[START]

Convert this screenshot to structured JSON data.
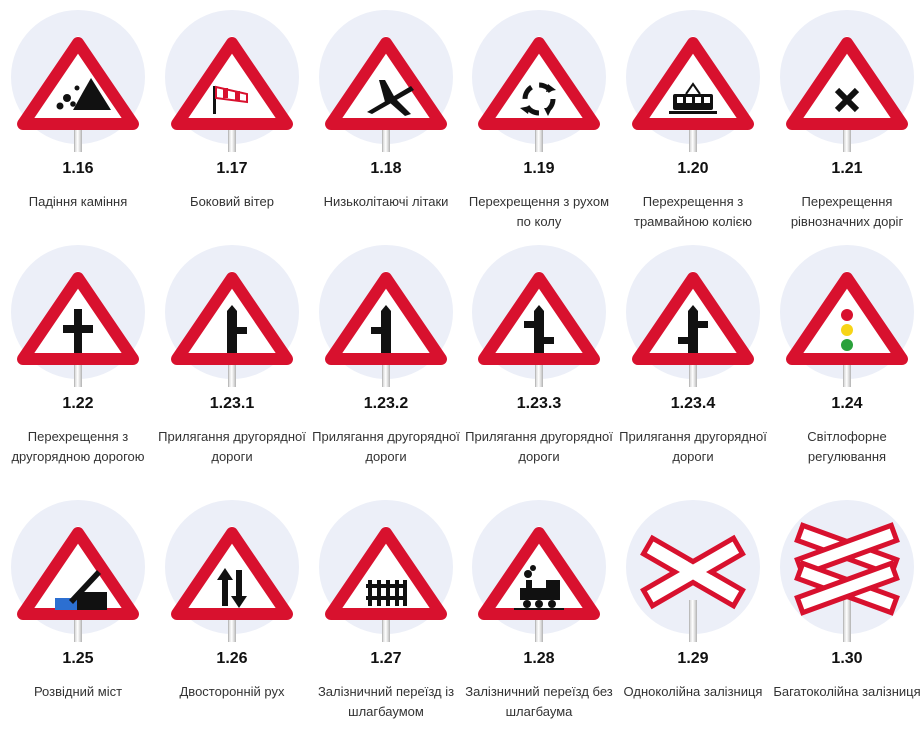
{
  "signs": [
    {
      "code": "1.16",
      "label": "Падіння каміння",
      "icon": "falling-rocks-icon"
    },
    {
      "code": "1.17",
      "label": "Боковий вітер",
      "icon": "windsock-icon"
    },
    {
      "code": "1.18",
      "label": "Низьколітаючі літаки",
      "icon": "airplane-icon"
    },
    {
      "code": "1.19",
      "label": "Перехрещення з рухом по колу",
      "icon": "roundabout-icon"
    },
    {
      "code": "1.20",
      "label": "Перехрещення з трамвайною колією",
      "icon": "tram-icon"
    },
    {
      "code": "1.21",
      "label": "Перехрещення рівнозначних доріг",
      "icon": "x-cross-icon"
    },
    {
      "code": "1.22",
      "label": "Перехрещення з другорядною дорогою",
      "icon": "crossroad-icon"
    },
    {
      "code": "1.23.1",
      "label": "Прилягання другорядної дороги",
      "icon": "side-road-right-icon"
    },
    {
      "code": "1.23.2",
      "label": "Прилягання другорядної дороги",
      "icon": "side-road-left-icon"
    },
    {
      "code": "1.23.3",
      "label": "Прилягання другорядної дороги",
      "icon": "side-road-right-offset-icon"
    },
    {
      "code": "1.23.4",
      "label": "Прилягання другорядної дороги",
      "icon": "side-road-left-offset-icon"
    },
    {
      "code": "1.24",
      "label": "Світлофорне регулювання",
      "icon": "traffic-light-icon"
    },
    {
      "code": "1.25",
      "label": "Розвідний міст",
      "icon": "drawbridge-icon"
    },
    {
      "code": "1.26",
      "label": "Двосторонній рух",
      "icon": "two-way-arrows-icon"
    },
    {
      "code": "1.27",
      "label": "Залізничний переїзд із шлагбаумом",
      "icon": "barrier-fence-icon"
    },
    {
      "code": "1.28",
      "label": "Залізничний переїзд без шлагбаума",
      "icon": "steam-locomotive-icon"
    },
    {
      "code": "1.29",
      "label": "Одноколійна залізниця",
      "icon": "single-cross-icon"
    },
    {
      "code": "1.30",
      "label": "Багатоколійна залізниця",
      "icon": "double-cross-icon"
    }
  ],
  "colors": {
    "sign_red": "#d8112e",
    "disc": "#eceff8",
    "yellow": "#f7d417",
    "green": "#2aa13a"
  }
}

[END]

**Task details**
Locate all lines in the listing above with the word "left" and copy them.

**Correct answer**
      "icon": "side-road-left-icon"
      "icon": "side-road-left-offset-icon"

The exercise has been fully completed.